PROBLEM TO WORK ON. Search the material below for the string "přírůstek" and extract each line that has it.

Collected data:
--- begin ---

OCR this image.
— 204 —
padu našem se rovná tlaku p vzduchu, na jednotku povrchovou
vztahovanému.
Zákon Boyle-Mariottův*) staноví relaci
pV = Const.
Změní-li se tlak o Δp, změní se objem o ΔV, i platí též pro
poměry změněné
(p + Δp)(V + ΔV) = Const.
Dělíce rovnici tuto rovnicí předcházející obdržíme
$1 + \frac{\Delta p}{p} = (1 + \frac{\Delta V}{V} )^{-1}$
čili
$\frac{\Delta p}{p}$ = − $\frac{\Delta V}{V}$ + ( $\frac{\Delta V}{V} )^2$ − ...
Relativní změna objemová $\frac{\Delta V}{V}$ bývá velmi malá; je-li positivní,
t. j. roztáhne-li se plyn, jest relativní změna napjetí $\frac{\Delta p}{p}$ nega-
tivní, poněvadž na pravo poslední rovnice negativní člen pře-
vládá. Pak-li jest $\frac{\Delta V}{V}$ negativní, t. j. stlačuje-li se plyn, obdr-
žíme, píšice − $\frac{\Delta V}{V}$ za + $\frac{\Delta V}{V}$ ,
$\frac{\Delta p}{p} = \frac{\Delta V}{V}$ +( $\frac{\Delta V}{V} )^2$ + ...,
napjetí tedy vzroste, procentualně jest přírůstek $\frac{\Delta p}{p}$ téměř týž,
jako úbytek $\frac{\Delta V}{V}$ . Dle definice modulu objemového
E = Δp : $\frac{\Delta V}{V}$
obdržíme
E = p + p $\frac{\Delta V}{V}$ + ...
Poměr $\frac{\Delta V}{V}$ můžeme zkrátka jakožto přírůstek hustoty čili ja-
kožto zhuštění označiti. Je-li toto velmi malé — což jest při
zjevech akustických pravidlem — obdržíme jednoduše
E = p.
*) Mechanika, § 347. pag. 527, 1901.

--- end ---

TASK RESPONSE.
napjetí tedy vzroste, procentualně jest přírůstek $\frac{\Delta p}{p}$ téměř týž,
Poměr $\frac{\Delta V}{V}$ můžeme zkrátka jakožto přírůstek hustoty čili ja-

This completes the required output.